— start —

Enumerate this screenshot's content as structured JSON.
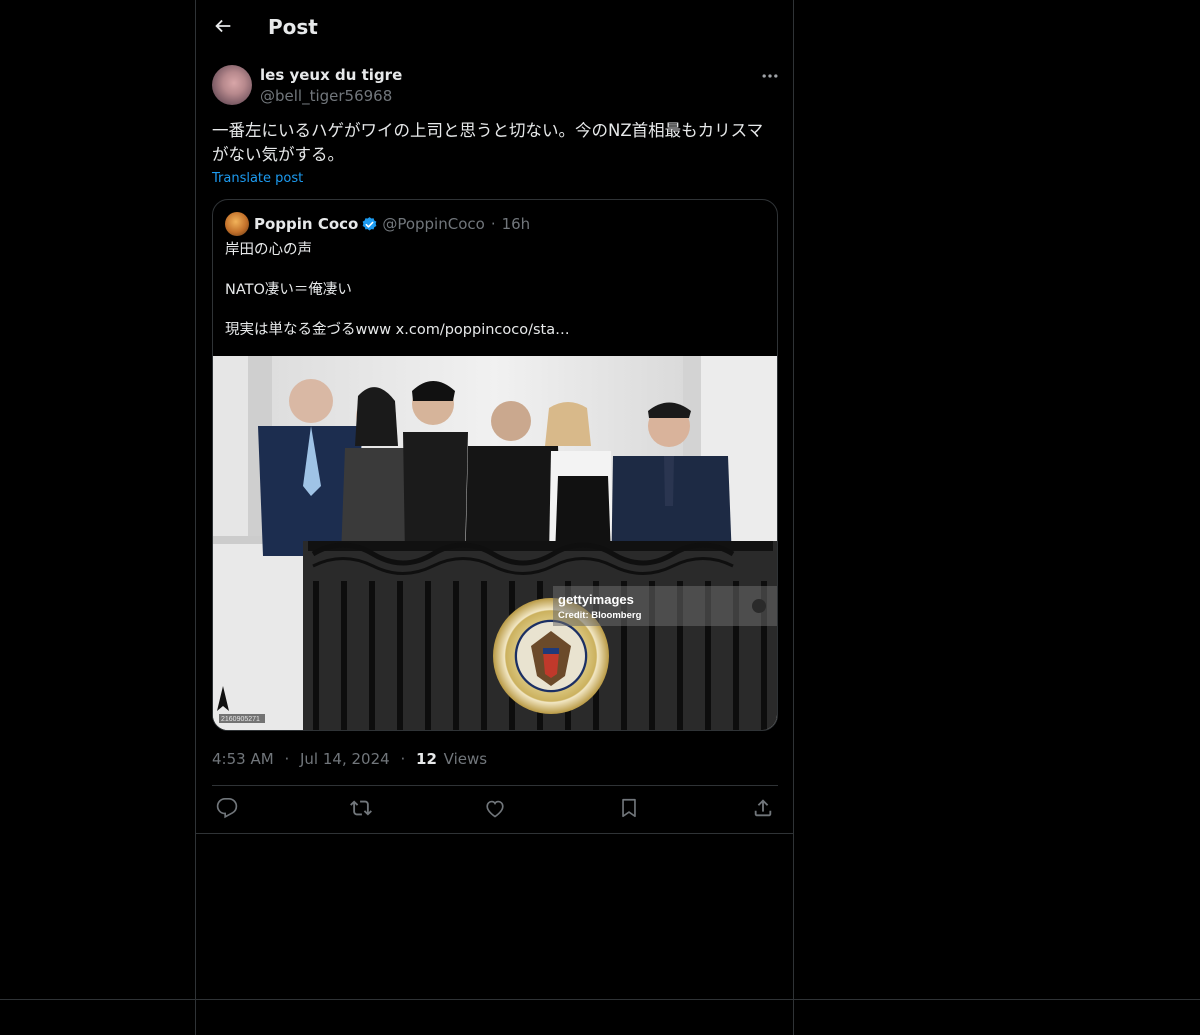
{
  "header": {
    "title": "Post"
  },
  "author": {
    "display_name": "les yeux du tigre",
    "handle": "@bell_tiger56968"
  },
  "post": {
    "text": "一番左にいるハゲがワイの上司と思うと切ない。今のNZ首相最もカリスマがない気がする。",
    "translate_label": "Translate post"
  },
  "quote": {
    "display_name": "Poppin Coco",
    "handle": "@PoppinCoco",
    "separator": "·",
    "time": "16h",
    "lines": [
      "岸田の心の声",
      "NATO凄い＝俺凄い",
      "現実は単なる金づるwww  x.com/poppincoco/sta…"
    ],
    "image": {
      "watermark_brand": "gettyimages",
      "watermark_credit": "Credit: Bloomberg",
      "image_id": "2160905271"
    }
  },
  "meta": {
    "time": "4:53 AM",
    "separator": "·",
    "date": "Jul 14, 2024",
    "views_count": "12",
    "views_label": "Views"
  },
  "icons": {
    "back": "arrow-left-icon",
    "more": "more-horizontal-icon",
    "verified": "verified-badge-icon",
    "reply": "reply-icon",
    "repost": "repost-icon",
    "like": "heart-icon",
    "bookmark": "bookmark-icon",
    "share": "share-icon"
  },
  "colors": {
    "background": "#000000",
    "text": "#e7e9ea",
    "muted": "#71767b",
    "accent": "#1d9bf0",
    "border": "#2f3336"
  }
}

— end —

• What is expected: Reproduce the full listing above verbatim, with no pictures included.

• Answer to this problem:
Enumerate this screenshot's content as structured JSON.
{
  "header": {
    "title": "Post"
  },
  "author": {
    "display_name": "les yeux du tigre",
    "handle": "@bell_tiger56968"
  },
  "post": {
    "text": "一番左にいるハゲがワイの上司と思うと切ない。今のNZ首相最もカリスマがない気がする。",
    "translate_label": "Translate post"
  },
  "quote": {
    "display_name": "Poppin Coco",
    "handle": "@PoppinCoco",
    "separator": "·",
    "time": "16h",
    "lines": [
      "岸田の心の声",
      "NATO凄い＝俺凄い",
      "現実は単なる金づるwww  x.com/poppincoco/sta…"
    ],
    "image": {
      "watermark_brand": "gettyimages",
      "watermark_credit": "Credit: Bloomberg",
      "image_id": "2160905271"
    }
  },
  "meta": {
    "time": "4:53 AM",
    "separator": "·",
    "date": "Jul 14, 2024",
    "views_count": "12",
    "views_label": "Views"
  },
  "icons": {
    "back": "arrow-left-icon",
    "more": "more-horizontal-icon",
    "verified": "verified-badge-icon",
    "reply": "reply-icon",
    "repost": "repost-icon",
    "like": "heart-icon",
    "bookmark": "bookmark-icon",
    "share": "share-icon"
  },
  "colors": {
    "background": "#000000",
    "text": "#e7e9ea",
    "muted": "#71767b",
    "accent": "#1d9bf0",
    "border": "#2f3336"
  }
}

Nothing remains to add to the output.